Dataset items
++++++++

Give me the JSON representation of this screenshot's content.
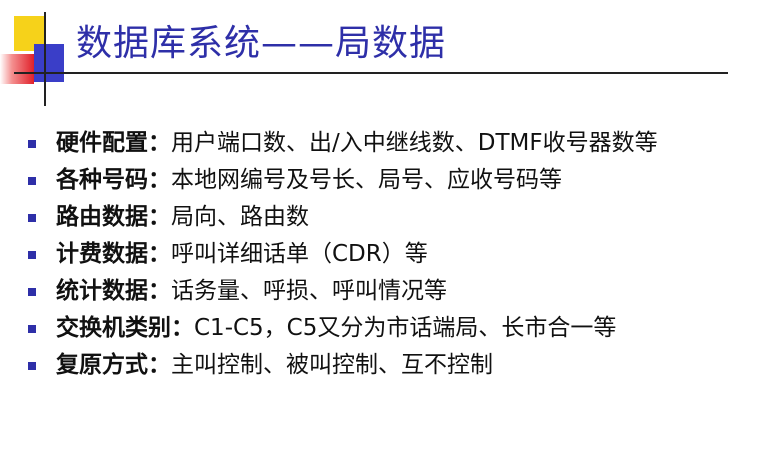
{
  "slide": {
    "title": "数据库系统——局数据",
    "bullets": [
      {
        "term": "硬件配置：",
        "text": "用户端口数、出/入中继线数、DTMF收号器数等"
      },
      {
        "term": "各种号码：",
        "text": "本地网编号及号长、局号、应收号码等"
      },
      {
        "term": "路由数据：",
        "text": "局向、路由数"
      },
      {
        "term": "计费数据：",
        "text": "呼叫详细话单（CDR）等"
      },
      {
        "term": "统计数据：",
        "text": "话务量、呼损、呼叫情况等"
      },
      {
        "term": "交换机类别：",
        "text": "C1-C5，C5又分为市话端局、长市合一等"
      },
      {
        "term": "复原方式：",
        "text": "主叫控制、被叫控制、互不控制"
      }
    ]
  },
  "colors": {
    "title": "#2e2fa8",
    "bullet": "#2e2fa8",
    "accent_yellow": "#f6d21a",
    "accent_red": "#e0202a"
  }
}
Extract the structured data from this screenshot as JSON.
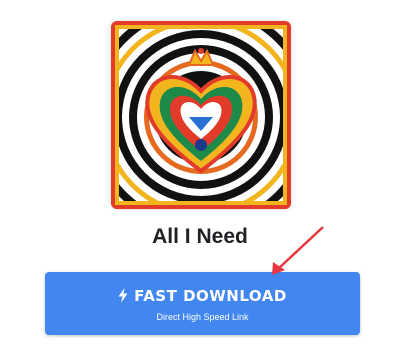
{
  "track": {
    "title": "All I Need"
  },
  "download_button": {
    "label": "FAST DOWNLOAD",
    "sublabel": "Direct High Speed Link",
    "icon": "lightning-bolt-icon"
  },
  "colors": {
    "button": "#4286f0",
    "arrow": "#e5383f",
    "title": "#202124"
  }
}
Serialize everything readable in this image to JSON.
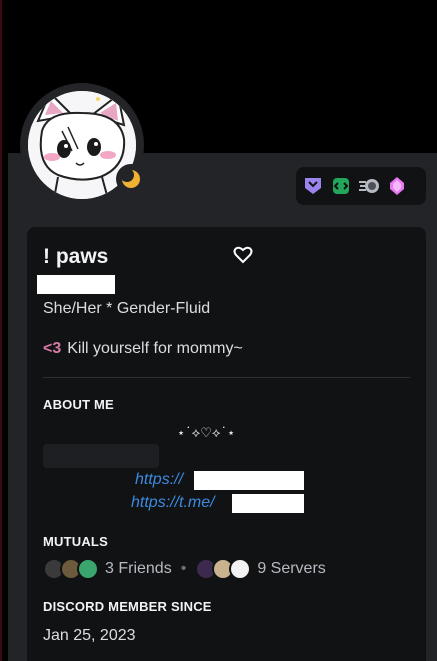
{
  "profile": {
    "display_name": "! paws",
    "pronouns": "She/Her * Gender-Fluid",
    "custom_status": {
      "emoji_text": "<3",
      "text": "Kill yourself for mommy~"
    },
    "status_icon": "moon-idle-icon",
    "badges": [
      "hypesquad-icon",
      "active-developer-icon",
      "quest-icon",
      "nitro-boost-gem-icon"
    ]
  },
  "about": {
    "title": "ABOUT ME",
    "decoration": "⋆˙⟡♡⟡˙⋆",
    "link1_prefix": "https://",
    "link2_prefix": "https://t.me/"
  },
  "mutuals": {
    "title": "MUTUALS",
    "friends": "3 Friends",
    "servers": "9 Servers"
  },
  "member_since": {
    "title": "DISCORD MEMBER SINCE",
    "date": "Jan 25, 2023"
  },
  "colors": {
    "card": "#232428",
    "inner": "#111214",
    "link": "#3d8ae0",
    "status_moon": "#f0b232"
  }
}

++++++++

Look through the listing above. Pick out each line with "JSON" and copy it.

Give me the JSON representation of this screenshot's content.
Extract the structured data from this screenshot as JSON.
Serialize everything readable in this image to JSON.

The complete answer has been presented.